(Items listed in a dataset)
━━━━━━

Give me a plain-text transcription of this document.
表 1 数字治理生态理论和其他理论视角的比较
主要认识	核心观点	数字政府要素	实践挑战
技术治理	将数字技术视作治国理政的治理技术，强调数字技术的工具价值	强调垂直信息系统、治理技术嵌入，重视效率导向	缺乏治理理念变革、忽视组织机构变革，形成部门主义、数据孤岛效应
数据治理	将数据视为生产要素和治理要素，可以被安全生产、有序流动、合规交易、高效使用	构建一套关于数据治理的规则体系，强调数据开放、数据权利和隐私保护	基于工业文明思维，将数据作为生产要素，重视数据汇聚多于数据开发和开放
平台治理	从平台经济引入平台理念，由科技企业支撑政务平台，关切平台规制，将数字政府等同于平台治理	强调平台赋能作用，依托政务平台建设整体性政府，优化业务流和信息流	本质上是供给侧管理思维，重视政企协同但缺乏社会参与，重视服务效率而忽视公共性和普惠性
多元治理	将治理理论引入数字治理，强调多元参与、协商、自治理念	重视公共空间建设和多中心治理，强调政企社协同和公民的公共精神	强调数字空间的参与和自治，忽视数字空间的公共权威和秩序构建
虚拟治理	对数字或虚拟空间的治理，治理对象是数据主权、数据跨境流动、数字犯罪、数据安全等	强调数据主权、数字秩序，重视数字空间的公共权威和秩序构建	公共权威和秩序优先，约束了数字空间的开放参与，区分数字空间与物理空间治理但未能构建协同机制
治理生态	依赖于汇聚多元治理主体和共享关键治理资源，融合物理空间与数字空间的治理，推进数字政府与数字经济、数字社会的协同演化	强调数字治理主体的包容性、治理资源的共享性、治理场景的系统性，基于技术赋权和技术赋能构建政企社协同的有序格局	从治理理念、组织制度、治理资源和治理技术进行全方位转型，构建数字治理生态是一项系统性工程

━━━━━━

Exactly reproduce every line of the records.

▶ **Output for this exercise**
Give me a plain-text transcription of this document.
表 1 数字治理生态理论和其他理论视角的比较
主要认识	核心观点	数字政府要素	实践挑战
技术治理	将数字技术视作治国理政的治理技术，强调数字技术的工具价值	强调垂直信息系统、治理技术嵌入，重视效率导向	缺乏治理理念变革、忽视组织机构变革，形成部门主义、数据孤岛效应
数据治理	将数据视为生产要素和治理要素，可以被安全生产、有序流动、合规交易、高效使用	构建一套关于数据治理的规则体系，强调数据开放、数据权利和隐私保护	基于工业文明思维，将数据作为生产要素，重视数据汇聚多于数据开发和开放
平台治理	从平台经济引入平台理念，由科技企业支撑政务平台，关切平台规制，将数字政府等同于平台治理	强调平台赋能作用，依托政务平台建设整体性政府，优化业务流和信息流	本质上是供给侧管理思维，重视政企协同但缺乏社会参与，重视服务效率而忽视公共性和普惠性
多元治理	将治理理论引入数字治理，强调多元参与、协商、自治理念	重视公共空间建设和多中心治理，强调政企社协同和公民的公共精神	强调数字空间的参与和自治，忽视数字空间的公共权威和秩序构建
虚拟治理	对数字或虚拟空间的治理，治理对象是数据主权、数据跨境流动、数字犯罪、数据安全等	强调数据主权、数字秩序，重视数字空间的公共权威和秩序构建	公共权威和秩序优先，约束了数字空间的开放参与，区分数字空间与物理空间治理但未能构建协同机制
治理生态	依赖于汇聚多元治理主体和共享关键治理资源，融合物理空间与数字空间的治理，推进数字政府与数字经济、数字社会的协同演化	强调数字治理主体的包容性、治理资源的共享性、治理场景的系统性，基于技术赋权和技术赋能构建政企社协同的有序格局	从治理理念、组织制度、治理资源和治理技术进行全方位转型，构建数字治理生态是一项系统性工程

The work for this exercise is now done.